[Stored data]
★ ★ ★ ★ ★ ★ ★
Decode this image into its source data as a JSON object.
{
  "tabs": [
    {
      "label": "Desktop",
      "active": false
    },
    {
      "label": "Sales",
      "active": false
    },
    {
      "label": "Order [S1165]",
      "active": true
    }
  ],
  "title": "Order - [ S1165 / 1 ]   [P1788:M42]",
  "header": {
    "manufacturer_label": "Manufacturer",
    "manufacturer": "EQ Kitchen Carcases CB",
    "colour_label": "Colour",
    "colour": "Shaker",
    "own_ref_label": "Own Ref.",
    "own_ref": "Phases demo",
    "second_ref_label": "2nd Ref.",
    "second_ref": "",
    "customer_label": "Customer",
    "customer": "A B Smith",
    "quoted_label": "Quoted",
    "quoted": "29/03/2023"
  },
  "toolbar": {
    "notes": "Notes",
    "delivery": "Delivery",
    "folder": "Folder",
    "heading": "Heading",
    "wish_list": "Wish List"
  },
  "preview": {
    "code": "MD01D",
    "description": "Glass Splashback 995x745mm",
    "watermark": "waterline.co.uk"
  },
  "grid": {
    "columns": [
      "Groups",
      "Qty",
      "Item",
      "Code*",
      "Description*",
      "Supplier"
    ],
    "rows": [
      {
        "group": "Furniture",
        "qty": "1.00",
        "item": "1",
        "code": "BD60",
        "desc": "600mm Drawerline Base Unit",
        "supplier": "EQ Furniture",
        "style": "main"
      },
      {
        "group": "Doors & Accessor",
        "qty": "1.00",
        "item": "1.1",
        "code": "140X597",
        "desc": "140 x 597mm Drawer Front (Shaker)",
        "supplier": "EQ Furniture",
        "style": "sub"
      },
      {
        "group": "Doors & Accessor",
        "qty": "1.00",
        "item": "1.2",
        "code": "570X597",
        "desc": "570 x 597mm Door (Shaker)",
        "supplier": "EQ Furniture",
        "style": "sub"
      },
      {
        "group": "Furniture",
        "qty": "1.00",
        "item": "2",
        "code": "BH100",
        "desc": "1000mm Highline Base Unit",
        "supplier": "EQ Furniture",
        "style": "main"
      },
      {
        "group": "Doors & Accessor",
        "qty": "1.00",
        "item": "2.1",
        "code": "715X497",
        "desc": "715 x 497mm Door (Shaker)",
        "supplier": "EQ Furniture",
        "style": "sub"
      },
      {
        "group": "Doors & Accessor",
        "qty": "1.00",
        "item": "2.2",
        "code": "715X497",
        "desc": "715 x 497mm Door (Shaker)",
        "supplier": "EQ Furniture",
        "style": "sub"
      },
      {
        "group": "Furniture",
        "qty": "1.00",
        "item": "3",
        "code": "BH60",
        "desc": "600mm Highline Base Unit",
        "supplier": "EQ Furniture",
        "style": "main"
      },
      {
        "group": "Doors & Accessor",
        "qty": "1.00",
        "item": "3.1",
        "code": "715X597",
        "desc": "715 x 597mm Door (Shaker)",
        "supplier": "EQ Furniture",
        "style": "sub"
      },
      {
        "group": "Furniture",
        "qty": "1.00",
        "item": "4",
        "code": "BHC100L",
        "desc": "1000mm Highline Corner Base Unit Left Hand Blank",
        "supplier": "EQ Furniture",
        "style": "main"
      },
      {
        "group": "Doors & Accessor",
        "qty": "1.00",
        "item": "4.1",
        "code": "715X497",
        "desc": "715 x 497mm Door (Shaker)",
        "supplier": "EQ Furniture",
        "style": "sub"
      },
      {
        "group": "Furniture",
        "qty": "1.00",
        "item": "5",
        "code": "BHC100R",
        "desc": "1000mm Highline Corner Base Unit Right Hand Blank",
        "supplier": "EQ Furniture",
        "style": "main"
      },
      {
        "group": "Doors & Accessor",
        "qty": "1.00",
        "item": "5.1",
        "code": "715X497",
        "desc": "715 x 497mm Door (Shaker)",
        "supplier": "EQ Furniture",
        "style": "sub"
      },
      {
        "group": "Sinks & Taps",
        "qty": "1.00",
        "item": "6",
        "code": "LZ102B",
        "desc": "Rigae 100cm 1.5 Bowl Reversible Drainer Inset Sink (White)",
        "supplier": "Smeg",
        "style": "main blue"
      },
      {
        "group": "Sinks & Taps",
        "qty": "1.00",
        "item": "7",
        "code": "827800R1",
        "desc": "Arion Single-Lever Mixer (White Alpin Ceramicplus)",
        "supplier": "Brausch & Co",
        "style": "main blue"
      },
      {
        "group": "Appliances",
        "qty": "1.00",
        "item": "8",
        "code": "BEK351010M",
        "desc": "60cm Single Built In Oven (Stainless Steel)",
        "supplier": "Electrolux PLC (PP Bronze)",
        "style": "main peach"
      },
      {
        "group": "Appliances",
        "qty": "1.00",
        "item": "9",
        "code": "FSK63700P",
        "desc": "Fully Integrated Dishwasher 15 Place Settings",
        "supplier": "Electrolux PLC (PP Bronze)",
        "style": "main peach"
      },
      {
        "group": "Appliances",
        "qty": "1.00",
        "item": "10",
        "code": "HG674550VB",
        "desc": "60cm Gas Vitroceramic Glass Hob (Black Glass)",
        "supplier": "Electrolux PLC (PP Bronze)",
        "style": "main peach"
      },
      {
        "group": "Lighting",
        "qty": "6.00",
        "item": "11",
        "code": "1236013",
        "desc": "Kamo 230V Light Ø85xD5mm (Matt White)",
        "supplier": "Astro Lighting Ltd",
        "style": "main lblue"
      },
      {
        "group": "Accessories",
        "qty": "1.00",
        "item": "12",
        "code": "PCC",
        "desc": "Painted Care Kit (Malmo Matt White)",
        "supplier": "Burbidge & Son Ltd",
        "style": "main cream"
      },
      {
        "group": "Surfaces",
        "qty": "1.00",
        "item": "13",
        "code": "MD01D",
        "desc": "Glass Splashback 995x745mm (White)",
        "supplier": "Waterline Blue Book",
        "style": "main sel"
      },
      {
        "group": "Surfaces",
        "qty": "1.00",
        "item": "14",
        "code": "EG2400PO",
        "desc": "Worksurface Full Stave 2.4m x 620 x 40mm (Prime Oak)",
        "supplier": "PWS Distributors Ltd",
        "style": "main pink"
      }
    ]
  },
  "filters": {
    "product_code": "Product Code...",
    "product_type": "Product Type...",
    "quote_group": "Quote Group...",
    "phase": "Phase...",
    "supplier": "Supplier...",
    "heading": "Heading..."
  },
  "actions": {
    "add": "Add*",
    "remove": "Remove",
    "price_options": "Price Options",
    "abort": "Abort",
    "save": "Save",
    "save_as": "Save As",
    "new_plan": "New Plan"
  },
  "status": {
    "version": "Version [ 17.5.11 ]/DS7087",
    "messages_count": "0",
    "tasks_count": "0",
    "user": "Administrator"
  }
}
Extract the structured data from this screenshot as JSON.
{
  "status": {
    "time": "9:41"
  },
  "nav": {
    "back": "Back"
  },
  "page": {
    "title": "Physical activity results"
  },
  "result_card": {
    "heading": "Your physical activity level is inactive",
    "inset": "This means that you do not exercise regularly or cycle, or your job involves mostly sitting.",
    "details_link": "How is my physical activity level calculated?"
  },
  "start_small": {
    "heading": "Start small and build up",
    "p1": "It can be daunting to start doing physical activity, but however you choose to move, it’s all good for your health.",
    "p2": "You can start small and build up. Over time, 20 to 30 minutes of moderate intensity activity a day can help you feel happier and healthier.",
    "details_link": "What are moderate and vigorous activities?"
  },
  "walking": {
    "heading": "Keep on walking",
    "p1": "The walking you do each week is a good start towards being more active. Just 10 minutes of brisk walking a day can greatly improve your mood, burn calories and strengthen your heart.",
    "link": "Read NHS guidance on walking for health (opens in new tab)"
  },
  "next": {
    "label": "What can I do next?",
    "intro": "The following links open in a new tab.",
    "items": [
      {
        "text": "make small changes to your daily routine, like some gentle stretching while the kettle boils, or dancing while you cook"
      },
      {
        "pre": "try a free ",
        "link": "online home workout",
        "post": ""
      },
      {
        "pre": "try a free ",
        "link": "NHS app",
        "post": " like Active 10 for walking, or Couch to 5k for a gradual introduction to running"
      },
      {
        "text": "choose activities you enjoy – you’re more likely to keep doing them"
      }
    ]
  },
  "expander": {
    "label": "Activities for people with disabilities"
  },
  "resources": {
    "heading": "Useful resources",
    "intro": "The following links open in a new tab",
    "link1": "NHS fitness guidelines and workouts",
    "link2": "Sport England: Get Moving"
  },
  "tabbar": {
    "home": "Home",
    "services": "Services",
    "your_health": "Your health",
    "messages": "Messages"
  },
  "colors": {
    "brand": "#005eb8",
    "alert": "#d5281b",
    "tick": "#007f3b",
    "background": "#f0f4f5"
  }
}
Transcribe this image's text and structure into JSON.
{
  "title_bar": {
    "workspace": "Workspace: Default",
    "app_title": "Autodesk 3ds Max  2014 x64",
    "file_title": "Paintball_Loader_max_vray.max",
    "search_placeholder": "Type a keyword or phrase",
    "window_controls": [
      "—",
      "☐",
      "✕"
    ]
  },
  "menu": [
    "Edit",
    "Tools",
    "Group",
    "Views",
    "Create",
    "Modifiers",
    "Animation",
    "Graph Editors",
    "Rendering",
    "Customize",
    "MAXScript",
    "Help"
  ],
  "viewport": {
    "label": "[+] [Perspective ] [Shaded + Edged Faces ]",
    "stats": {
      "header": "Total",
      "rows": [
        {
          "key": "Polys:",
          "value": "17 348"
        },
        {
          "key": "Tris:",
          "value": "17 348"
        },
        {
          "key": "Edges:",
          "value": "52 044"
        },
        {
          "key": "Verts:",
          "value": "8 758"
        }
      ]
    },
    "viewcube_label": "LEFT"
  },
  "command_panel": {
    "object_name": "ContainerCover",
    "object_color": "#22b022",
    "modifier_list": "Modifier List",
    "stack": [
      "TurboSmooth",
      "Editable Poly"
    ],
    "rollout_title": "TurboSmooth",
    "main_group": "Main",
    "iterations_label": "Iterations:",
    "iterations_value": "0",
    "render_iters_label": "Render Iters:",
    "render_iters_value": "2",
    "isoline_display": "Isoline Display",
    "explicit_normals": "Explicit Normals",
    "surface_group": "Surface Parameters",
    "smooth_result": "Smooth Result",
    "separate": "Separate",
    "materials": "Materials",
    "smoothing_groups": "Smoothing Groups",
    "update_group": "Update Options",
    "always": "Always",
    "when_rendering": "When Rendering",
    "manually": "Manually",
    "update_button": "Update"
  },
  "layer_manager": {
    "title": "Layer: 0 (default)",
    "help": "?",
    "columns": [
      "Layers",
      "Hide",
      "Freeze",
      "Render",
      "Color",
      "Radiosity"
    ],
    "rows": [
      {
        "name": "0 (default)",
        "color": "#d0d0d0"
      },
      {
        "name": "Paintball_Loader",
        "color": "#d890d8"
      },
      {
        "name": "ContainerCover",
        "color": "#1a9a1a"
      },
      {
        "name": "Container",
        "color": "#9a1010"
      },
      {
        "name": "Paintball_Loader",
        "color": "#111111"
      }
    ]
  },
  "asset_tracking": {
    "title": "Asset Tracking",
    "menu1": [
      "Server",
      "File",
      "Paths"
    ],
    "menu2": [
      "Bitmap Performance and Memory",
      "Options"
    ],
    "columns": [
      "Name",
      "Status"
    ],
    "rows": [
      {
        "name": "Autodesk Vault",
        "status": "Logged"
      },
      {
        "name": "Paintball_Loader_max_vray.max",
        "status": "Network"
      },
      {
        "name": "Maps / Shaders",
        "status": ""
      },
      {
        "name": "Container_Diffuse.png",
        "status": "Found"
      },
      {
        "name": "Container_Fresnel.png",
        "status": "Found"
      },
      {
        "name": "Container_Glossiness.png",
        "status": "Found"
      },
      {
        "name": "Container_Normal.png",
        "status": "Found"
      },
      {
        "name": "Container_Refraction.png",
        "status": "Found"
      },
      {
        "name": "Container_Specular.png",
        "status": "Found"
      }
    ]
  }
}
★ ★ ★ ★ ★ ★ ★
Work required:
Pick out the lines containing the string "Highline" and show them.

Written reply:
        "desc": "1000mm Highline Base Unit",
        "desc": "600mm Highline Base Unit",
        "desc": "1000mm Highline Corner Base Unit Left Hand Blank",
        "desc": "1000mm Highline Corner Base Unit Right Hand Blank",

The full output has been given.